Green Energy: What's it Worth To Ya?

I've delighted in some of Patricia Chambers' reporting in the past: her preview before this year's election was quite good, for example. In the case of her Dec. 7 Taos News article, "Just how 'green' is Taos County?" though, I think she would have done better to include some economic and political analysis along with the straight reporting of the Kit Carson co-op meeting and the speech of its CEO. So, I'll provide some:

First, from the point of view of the consumer, who's getting browbeaten here, the key factor, mentioned almost in passing, is that consumers have to pay extra for electricity from Green sources. The amount, $.0125 per kwh, is beside the point. Essentially, the word around the street is that this is a "stupid tax" and people don't want any part of it.

"Stupid tax"--you may have heard the term used more for the public lotteries, and, less frequently, in relation to casino gambling. The difference between those activities--which attract hundreds of millions in the U.S.--and this one is that those forms of entertainment at least give you a moment of pulse-quickening thrill as they take your money. Green energy offers no extra juice.

If only they gave you something for signing up, some more would buy. Maybe a bumper sticker that says, "I Pay More for My Electricity For Your Benefit" would do the trick more than just the current mere Feeling That You Did the Right Thing. That, the normal electricity cost, and $.0125 per kwh will keep your lights burning (and they will seem to have a greener tint).

The bumper-sticker handout is a short-run, small-thinking approach, though. The real ticket is to make the price of Green Energy the same as the other source. Who wouldn't choose it, then? And once you had the mass interest in the product, it would work financially.

Which brings us to the second economic perspective, that of the enterprise. The key concept to consider here is "sunk cost". Basically, Kit Carson's heirs have invested most of the dough already in building the system to track the separate revenue from Green energy and the separate sourcing stream of energy. Which means that the enterprise has reason to lower its prices for the product now that it didn't have when the project was on the drawing board. They tried to get people to pay more for it; that didn't work. The next step is to see how many they can get to sign up by making public appeals, before they reduce the price, or if that doesn't work, abandon the project.

In all fairness, though, the sequence is the correct one for the enterprise, and it's right that they should be making the public appeals at this current stage. They have no doubt resolved to hold the line for a while longer before they take the plunge and bring the price to par, or perhaps they're merely waiting for the right moment.

Element-and-box listings

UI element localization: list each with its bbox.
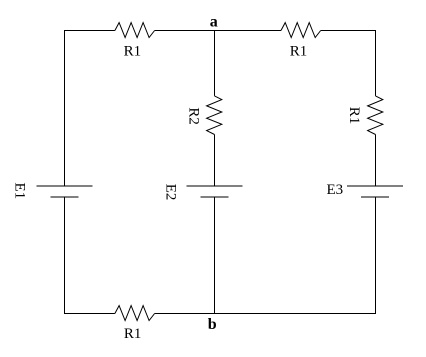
label E1 <box>12 182 28 199</box>
resistor R1 (bottom) <box>115 306 155 321</box>
wire middle branch lower <box>214 197 216 314</box>
label R1 (top-left) <box>124 44 142 60</box>
wire right branch lower <box>375 197 377 314</box>
label R1 (right branch) <box>346 107 362 125</box>
wire left branch lower <box>64 197 66 314</box>
svg-text:R1: R1 <box>124 44 142 60</box>
wire top-left segment <box>64 30 115 32</box>
wire top-right segment <box>321 30 376 32</box>
node a <box>210 13 218 30</box>
svg-text:a: a <box>210 13 218 30</box>
wire right branch mid <box>375 135 377 187</box>
resistor R2 <box>207 96 222 135</box>
svg-text:R1: R1 <box>124 326 142 342</box>
svg-text:E3: E3 <box>326 182 343 198</box>
battery E1 <box>37 186 93 197</box>
label E3 <box>326 182 343 198</box>
label R2 <box>185 107 201 125</box>
label R1 (top-right) <box>290 44 308 60</box>
label E2 <box>162 184 178 201</box>
wire middle branch upper <box>214 30 216 96</box>
svg-text:E1: E1 <box>12 182 28 199</box>
wire bottom-left segment <box>64 313 115 315</box>
resistor R1 (top-right) <box>281 23 321 38</box>
wire bottom-right segment <box>155 313 376 315</box>
node b <box>208 316 217 333</box>
svg-text:b: b <box>208 316 217 333</box>
wire right branch upper <box>375 30 377 96</box>
battery E2 <box>187 186 243 197</box>
label R1 (bottom) <box>124 326 142 342</box>
battery E3 <box>347 186 403 197</box>
svg-text:E2: E2 <box>162 184 178 201</box>
svg-text:R1: R1 <box>290 44 308 60</box>
resistor R1 (top-left) <box>115 23 155 38</box>
wire middle branch mid <box>214 135 216 187</box>
resistor R1 (right branch) <box>368 96 383 135</box>
svg-text:R1: R1 <box>346 107 362 125</box>
svg-text:R2: R2 <box>185 107 201 125</box>
wire top-middle segment <box>155 30 281 32</box>
wire left branch upper <box>64 30 66 186</box>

• Exercise tasks:
(1) Rework the stretch of the green energy commentary from "Green Energy: What's" through "part of it.", writing it out again with "browbeaten" changed to "pressured".
(2) Pick up the commentary on green energy pricing at the point where it stops and carry it forward.

• Answers for this exercise:
(1)
Green Energy: What's it Worth To Ya?

I've delighted in some of Patricia Chambers' reporting in the past: her preview before this year's election was quite good, for example. In the case of her Dec. 7 Taos News article, "Just how 'green' is Taos County?" though, I think she would have done better to include some economic and political analysis along with the straight reporting of the Kit Carson co-op meeting and the speech of its CEO. So, I'll provide some:

First, from the point of view of the consumer, who's getting pressured here, the key factor, mentioned almost in passing, is that consumers have to pay extra for electricity from Green sources. The amount, $.0125 per kwh, is beside the point. Essentially, the word around the street is that this is a "stupid tax" and people don't want any part of it.

(2)
Indeed, why give up that line before they have tried the third route, that of getting public policy support for the endeavor? Essentially, Kit Carson's next move should be to appeal to the government (through any lobby connections they have, but also through letter-writing campaigns from their many customers) for a subidy which will allow them to price at parity with the commercially-sourced "organic, but not green" fossil fuel-burning electricity. I'd suggest the federal route, going to Udall and Domenici, with the state channel as strategy 3B.

I would say that each political channel holds promise. I don't pretend to know the legal complications for the interactions between feds, the state, and our own rural electric co-operative. I think there's plenty of precedent for subsidies, though, and politically, it's a winner: to any elected official, it has the appearance of Votes on a Platter. That might not matter to Domenici, if he's secretly harboring ambitions of retirement, but otherwise he should love this one. Udall and Bingaman should be slam-dunks, though their support would not be sufficient without that of Ol' Pete. Richardson would also like it, but he might encounter a problem with the jealousy of state legislators from other parts of the state.

As one who rates the reduction of our climate-changing effects from generating greenhouse gases and burning fossil fuels to be at the absolute head of the list of our long-term priorities, I would welcome such a government investment decision. But sign up to pay extra for nothing? No, not even I would do that.

1 comment:

Chin Shih Tang said...

If I' m not mistaken, Kit Carson has now gone green with its electricity generation. Good thing, took a little over 10 years, for the record.